**TASK INPUT:**
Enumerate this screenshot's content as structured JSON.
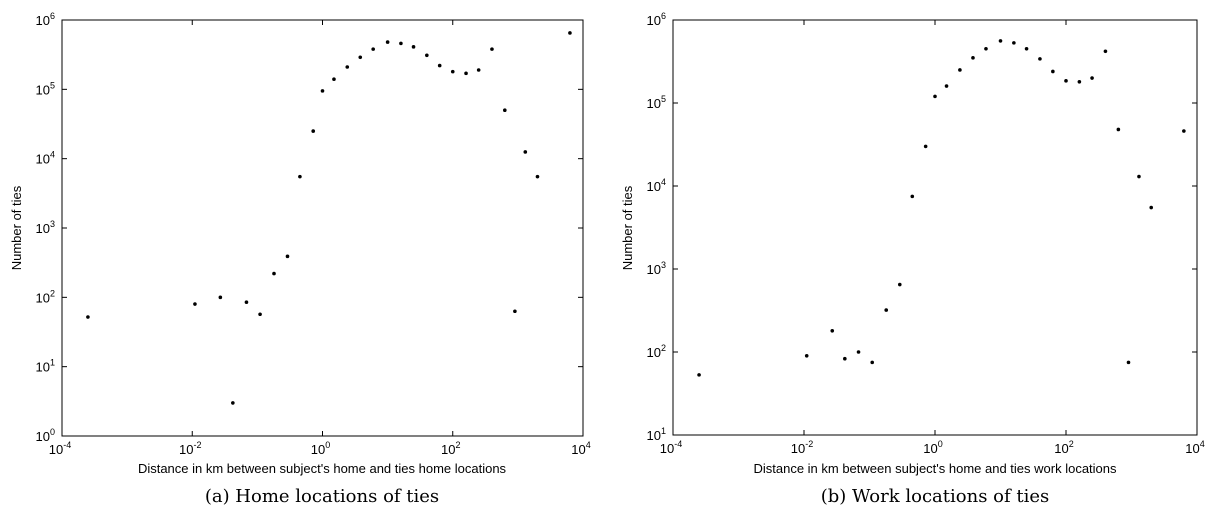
{
  "chart_data": [
    {
      "type": "scatter",
      "caption": "(a) Home locations of ties",
      "xlabel": "Distance in km between subject's home and ties home locations",
      "ylabel": "Number of ties",
      "xscale": "log",
      "yscale": "log",
      "xlim": [
        0.0001,
        10000
      ],
      "ylim": [
        1,
        1000000
      ],
      "xtick_exponents": [
        "-4",
        "-2",
        "0",
        "2",
        "4"
      ],
      "ytick_exponents": [
        "0",
        "1",
        "2",
        "3",
        "4",
        "5",
        "6"
      ],
      "tick_base": "10",
      "grid": false,
      "points": [
        [
          0.00025,
          52
        ],
        [
          0.011,
          80
        ],
        [
          0.027,
          100
        ],
        [
          0.042,
          3
        ],
        [
          0.068,
          85
        ],
        [
          0.11,
          57
        ],
        [
          0.18,
          220
        ],
        [
          0.29,
          390
        ],
        [
          0.45,
          5500
        ],
        [
          0.72,
          25000
        ],
        [
          1.0,
          95000
        ],
        [
          1.5,
          140000
        ],
        [
          2.4,
          210000
        ],
        [
          3.8,
          290000
        ],
        [
          6.0,
          380000
        ],
        [
          10,
          480000
        ],
        [
          16,
          460000
        ],
        [
          25,
          410000
        ],
        [
          40,
          310000
        ],
        [
          63,
          220000
        ],
        [
          100,
          180000
        ],
        [
          160,
          170000
        ],
        [
          250,
          190000
        ],
        [
          400,
          380000
        ],
        [
          630,
          50000
        ],
        [
          900,
          63
        ],
        [
          1300,
          12500
        ],
        [
          2000,
          5500
        ],
        [
          6300,
          650000
        ]
      ]
    },
    {
      "type": "scatter",
      "caption": "(b) Work locations of ties",
      "xlabel": "Distance in km between subject's home and ties work locations",
      "ylabel": "Number of ties",
      "xscale": "log",
      "yscale": "log",
      "xlim": [
        0.0001,
        10000
      ],
      "ylim": [
        10,
        1000000
      ],
      "xtick_exponents": [
        "-4",
        "-2",
        "0",
        "2",
        "4"
      ],
      "ytick_exponents": [
        "1",
        "2",
        "3",
        "4",
        "5",
        "6"
      ],
      "tick_base": "10",
      "grid": false,
      "points": [
        [
          0.00025,
          53
        ],
        [
          0.011,
          90
        ],
        [
          0.027,
          180
        ],
        [
          0.042,
          83
        ],
        [
          0.068,
          100
        ],
        [
          0.11,
          75
        ],
        [
          0.18,
          320
        ],
        [
          0.29,
          650
        ],
        [
          0.45,
          7500
        ],
        [
          0.72,
          30000
        ],
        [
          1.0,
          120000
        ],
        [
          1.5,
          160000
        ],
        [
          2.4,
          250000
        ],
        [
          3.8,
          350000
        ],
        [
          6.0,
          450000
        ],
        [
          10,
          560000
        ],
        [
          16,
          530000
        ],
        [
          25,
          450000
        ],
        [
          40,
          340000
        ],
        [
          63,
          240000
        ],
        [
          100,
          185000
        ],
        [
          160,
          180000
        ],
        [
          250,
          200000
        ],
        [
          400,
          420000
        ],
        [
          630,
          48000
        ],
        [
          900,
          75
        ],
        [
          1300,
          13000
        ],
        [
          2000,
          5500
        ],
        [
          6300,
          46000
        ]
      ]
    }
  ]
}
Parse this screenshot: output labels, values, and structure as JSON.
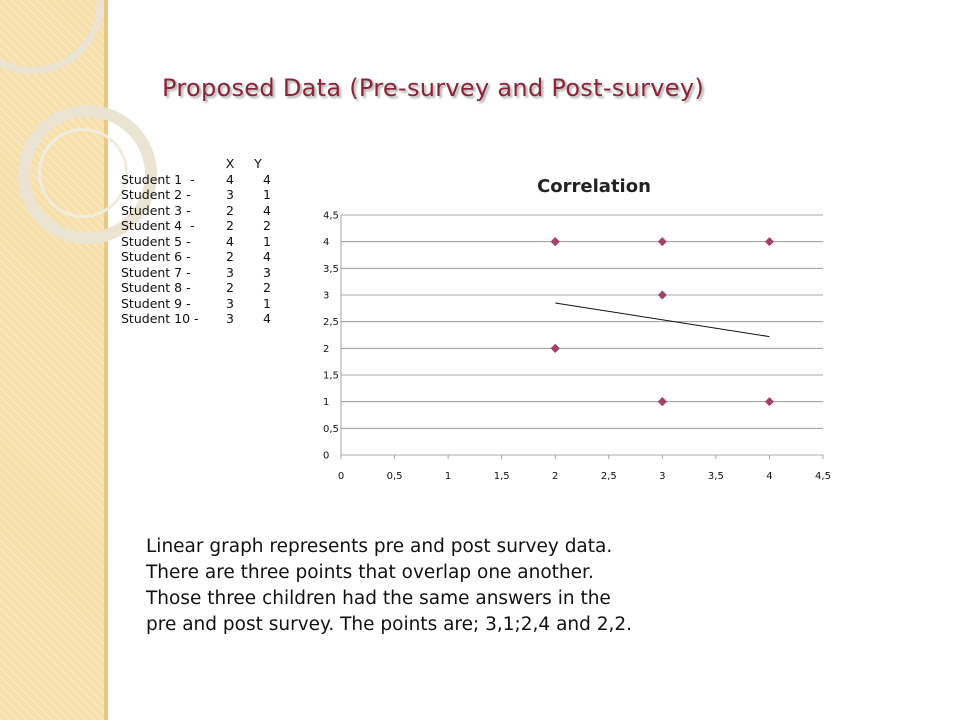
{
  "slide": {
    "title": "Proposed Data (Pre-survey and Post-survey)",
    "caption_lines": [
      "Linear graph represents pre and post survey data.",
      "There are three points that overlap one another.",
      "Those three children had the same answers in the",
      "pre and post survey.  The points are; 3,1;2,4 and 2,2."
    ]
  },
  "table": {
    "header": {
      "x": "X",
      "y": "Y"
    },
    "rows": [
      {
        "name": "Student 1  -",
        "x": "4",
        "y": "4"
      },
      {
        "name": "Student 2 -",
        "x": "3",
        "y": "1"
      },
      {
        "name": "Student 3 -",
        "x": "2",
        "y": "4"
      },
      {
        "name": "Student 4  -",
        "x": "2",
        "y": "2"
      },
      {
        "name": "Student 5 -",
        "x": "4",
        "y": "1"
      },
      {
        "name": "Student 6 -",
        "x": "2",
        "y": "4"
      },
      {
        "name": "Student 7 -",
        "x": "3",
        "y": "3"
      },
      {
        "name": "Student 8 -",
        "x": "2",
        "y": "2"
      },
      {
        "name": "Student 9 -",
        "x": "3",
        "y": "1"
      },
      {
        "name": "Student 10 -",
        "x": "3",
        "y": "4"
      }
    ]
  },
  "chart_data": {
    "type": "scatter",
    "title": "Correlation",
    "xlabel": "",
    "ylabel": "",
    "xlim": [
      0,
      4.5
    ],
    "ylim": [
      0,
      4.5
    ],
    "xticks": [
      0,
      0.5,
      1,
      1.5,
      2,
      2.5,
      3,
      3.5,
      4,
      4.5
    ],
    "yticks": [
      0,
      0.5,
      1,
      1.5,
      2,
      2.5,
      3,
      3.5,
      4,
      4.5
    ],
    "xtick_labels": [
      "0",
      "0,5",
      "1",
      "1,5",
      "2",
      "2,5",
      "3",
      "3,5",
      "4",
      "4,5"
    ],
    "ytick_labels": [
      "0",
      "0,5",
      "1",
      "1,5",
      "2",
      "2,5",
      "3",
      "3,5",
      "4",
      "4,5"
    ],
    "grid": "horizontal",
    "legend": "none",
    "points": [
      {
        "x": 4,
        "y": 4
      },
      {
        "x": 3,
        "y": 1
      },
      {
        "x": 2,
        "y": 4
      },
      {
        "x": 2,
        "y": 2
      },
      {
        "x": 4,
        "y": 1
      },
      {
        "x": 2,
        "y": 4
      },
      {
        "x": 3,
        "y": 3
      },
      {
        "x": 2,
        "y": 2
      },
      {
        "x": 3,
        "y": 1
      },
      {
        "x": 3,
        "y": 4
      }
    ],
    "trendline": {
      "x": [
        2,
        4
      ],
      "y": [
        2.85,
        2.22
      ]
    },
    "marker_color": "#a0436a",
    "line_color": "#111111",
    "grid_color": "#8c8c8c"
  }
}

**PROBLEM TO SOLVE:** Keep the pictures out of the copy and write out the data exactly as it stands.

**TASK RESPONSE:**
Enumerate this screenshot's content as structured JSON.
{
  "chart_data": [
    {
      "type": "scatter",
      "caption": "(a) Home locations of ties",
      "xlabel": "Distance in km between subject's home and ties home locations",
      "ylabel": "Number of ties",
      "xscale": "log",
      "yscale": "log",
      "xlim": [
        0.0001,
        10000
      ],
      "ylim": [
        1,
        1000000
      ],
      "xtick_exponents": [
        "-4",
        "-2",
        "0",
        "2",
        "4"
      ],
      "ytick_exponents": [
        "0",
        "1",
        "2",
        "3",
        "4",
        "5",
        "6"
      ],
      "tick_base": "10",
      "grid": false,
      "points": [
        [
          0.00025,
          52
        ],
        [
          0.011,
          80
        ],
        [
          0.027,
          100
        ],
        [
          0.042,
          3
        ],
        [
          0.068,
          85
        ],
        [
          0.11,
          57
        ],
        [
          0.18,
          220
        ],
        [
          0.29,
          390
        ],
        [
          0.45,
          5500
        ],
        [
          0.72,
          25000
        ],
        [
          1.0,
          95000
        ],
        [
          1.5,
          140000
        ],
        [
          2.4,
          210000
        ],
        [
          3.8,
          290000
        ],
        [
          6.0,
          380000
        ],
        [
          10,
          480000
        ],
        [
          16,
          460000
        ],
        [
          25,
          410000
        ],
        [
          40,
          310000
        ],
        [
          63,
          220000
        ],
        [
          100,
          180000
        ],
        [
          160,
          170000
        ],
        [
          250,
          190000
        ],
        [
          400,
          380000
        ],
        [
          630,
          50000
        ],
        [
          900,
          63
        ],
        [
          1300,
          12500
        ],
        [
          2000,
          5500
        ],
        [
          6300,
          650000
        ]
      ]
    },
    {
      "type": "scatter",
      "caption": "(b) Work locations of ties",
      "xlabel": "Distance in km between subject's home and ties work locations",
      "ylabel": "Number of ties",
      "xscale": "log",
      "yscale": "log",
      "xlim": [
        0.0001,
        10000
      ],
      "ylim": [
        10,
        1000000
      ],
      "xtick_exponents": [
        "-4",
        "-2",
        "0",
        "2",
        "4"
      ],
      "ytick_exponents": [
        "1",
        "2",
        "3",
        "4",
        "5",
        "6"
      ],
      "tick_base": "10",
      "grid": false,
      "points": [
        [
          0.00025,
          53
        ],
        [
          0.011,
          90
        ],
        [
          0.027,
          180
        ],
        [
          0.042,
          83
        ],
        [
          0.068,
          100
        ],
        [
          0.11,
          75
        ],
        [
          0.18,
          320
        ],
        [
          0.29,
          650
        ],
        [
          0.45,
          7500
        ],
        [
          0.72,
          30000
        ],
        [
          1.0,
          120000
        ],
        [
          1.5,
          160000
        ],
        [
          2.4,
          250000
        ],
        [
          3.8,
          350000
        ],
        [
          6.0,
          450000
        ],
        [
          10,
          560000
        ],
        [
          16,
          530000
        ],
        [
          25,
          450000
        ],
        [
          40,
          340000
        ],
        [
          63,
          240000
        ],
        [
          100,
          185000
        ],
        [
          160,
          180000
        ],
        [
          250,
          200000
        ],
        [
          400,
          420000
        ],
        [
          630,
          48000
        ],
        [
          900,
          75
        ],
        [
          1300,
          13000
        ],
        [
          2000,
          5500
        ],
        [
          6300,
          46000
        ]
      ]
    }
  ]
}
Parse this screenshot: output labels, values, and structure as JSON.
{
  "slide": {
    "title": "Proposed Data (Pre-survey and Post-survey)",
    "caption_lines": [
      "Linear graph represents pre and post survey data.",
      "There are three points that overlap one another.",
      "Those three children had the same answers in the",
      "pre and post survey.  The points are; 3,1;2,4 and 2,2."
    ]
  },
  "table": {
    "header": {
      "x": "X",
      "y": "Y"
    },
    "rows": [
      {
        "name": "Student 1  -",
        "x": "4",
        "y": "4"
      },
      {
        "name": "Student 2 -",
        "x": "3",
        "y": "1"
      },
      {
        "name": "Student 3 -",
        "x": "2",
        "y": "4"
      },
      {
        "name": "Student 4  -",
        "x": "2",
        "y": "2"
      },
      {
        "name": "Student 5 -",
        "x": "4",
        "y": "1"
      },
      {
        "name": "Student 6 -",
        "x": "2",
        "y": "4"
      },
      {
        "name": "Student 7 -",
        "x": "3",
        "y": "3"
      },
      {
        "name": "Student 8 -",
        "x": "2",
        "y": "2"
      },
      {
        "name": "Student 9 -",
        "x": "3",
        "y": "1"
      },
      {
        "name": "Student 10 -",
        "x": "3",
        "y": "4"
      }
    ]
  },
  "chart_data": {
    "type": "scatter",
    "title": "Correlation",
    "xlabel": "",
    "ylabel": "",
    "xlim": [
      0,
      4.5
    ],
    "ylim": [
      0,
      4.5
    ],
    "xticks": [
      0,
      0.5,
      1,
      1.5,
      2,
      2.5,
      3,
      3.5,
      4,
      4.5
    ],
    "yticks": [
      0,
      0.5,
      1,
      1.5,
      2,
      2.5,
      3,
      3.5,
      4,
      4.5
    ],
    "xtick_labels": [
      "0",
      "0,5",
      "1",
      "1,5",
      "2",
      "2,5",
      "3",
      "3,5",
      "4",
      "4,5"
    ],
    "ytick_labels": [
      "0",
      "0,5",
      "1",
      "1,5",
      "2",
      "2,5",
      "3",
      "3,5",
      "4",
      "4,5"
    ],
    "grid": "horizontal",
    "legend": "none",
    "points": [
      {
        "x": 4,
        "y": 4
      },
      {
        "x": 3,
        "y": 1
      },
      {
        "x": 2,
        "y": 4
      },
      {
        "x": 2,
        "y": 2
      },
      {
        "x": 4,
        "y": 1
      },
      {
        "x": 2,
        "y": 4
      },
      {
        "x": 3,
        "y": 3
      },
      {
        "x": 2,
        "y": 2
      },
      {
        "x": 3,
        "y": 1
      },
      {
        "x": 3,
        "y": 4
      }
    ],
    "trendline": {
      "x": [
        2,
        4
      ],
      "y": [
        2.85,
        2.22
      ]
    },
    "marker_color": "#a0436a",
    "line_color": "#111111",
    "grid_color": "#8c8c8c"
  }
}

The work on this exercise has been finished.